> _What you need to do_
Repeat the material verbatim. Images are excluded from the copy.
───── Raw records
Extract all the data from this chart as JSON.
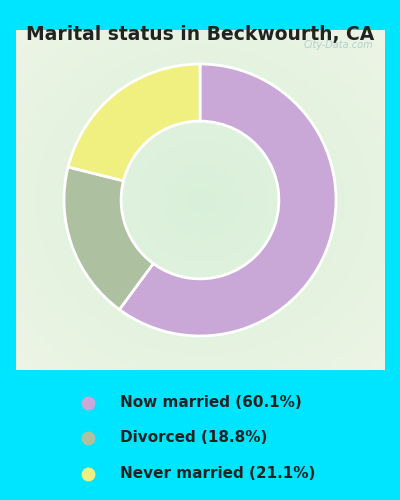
{
  "title": "Marital status in Beckwourth, CA",
  "title_color": "#222222",
  "title_fontsize": 13.5,
  "bg_color": "#00e5ff",
  "chart_bg": "#d8eed8",
  "slices": [
    60.1,
    18.8,
    21.1
  ],
  "labels": [
    "Now married (60.1%)",
    "Divorced (18.8%)",
    "Never married (21.1%)"
  ],
  "colors": [
    "#c9a8d8",
    "#adc0a0",
    "#f0f080"
  ],
  "startangle": 90,
  "donut_width": 0.42,
  "watermark": "City-Data.com",
  "watermark_color": "#aacccc",
  "legend_fontsize": 11,
  "legend_marker_size": 10
}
──────────
> _Solved problem_
Extract all the data from this chart as JSON.
{
  "title": "Marital status in Beckwourth, CA",
  "title_color": "#222222",
  "title_fontsize": 13.5,
  "bg_color": "#00e5ff",
  "chart_bg": "#d8eed8",
  "slices": [
    60.1,
    18.8,
    21.1
  ],
  "labels": [
    "Now married (60.1%)",
    "Divorced (18.8%)",
    "Never married (21.1%)"
  ],
  "colors": [
    "#c9a8d8",
    "#adc0a0",
    "#f0f080"
  ],
  "startangle": 90,
  "donut_width": 0.42,
  "watermark": "City-Data.com",
  "watermark_color": "#aacccc",
  "legend_fontsize": 11,
  "legend_marker_size": 10
}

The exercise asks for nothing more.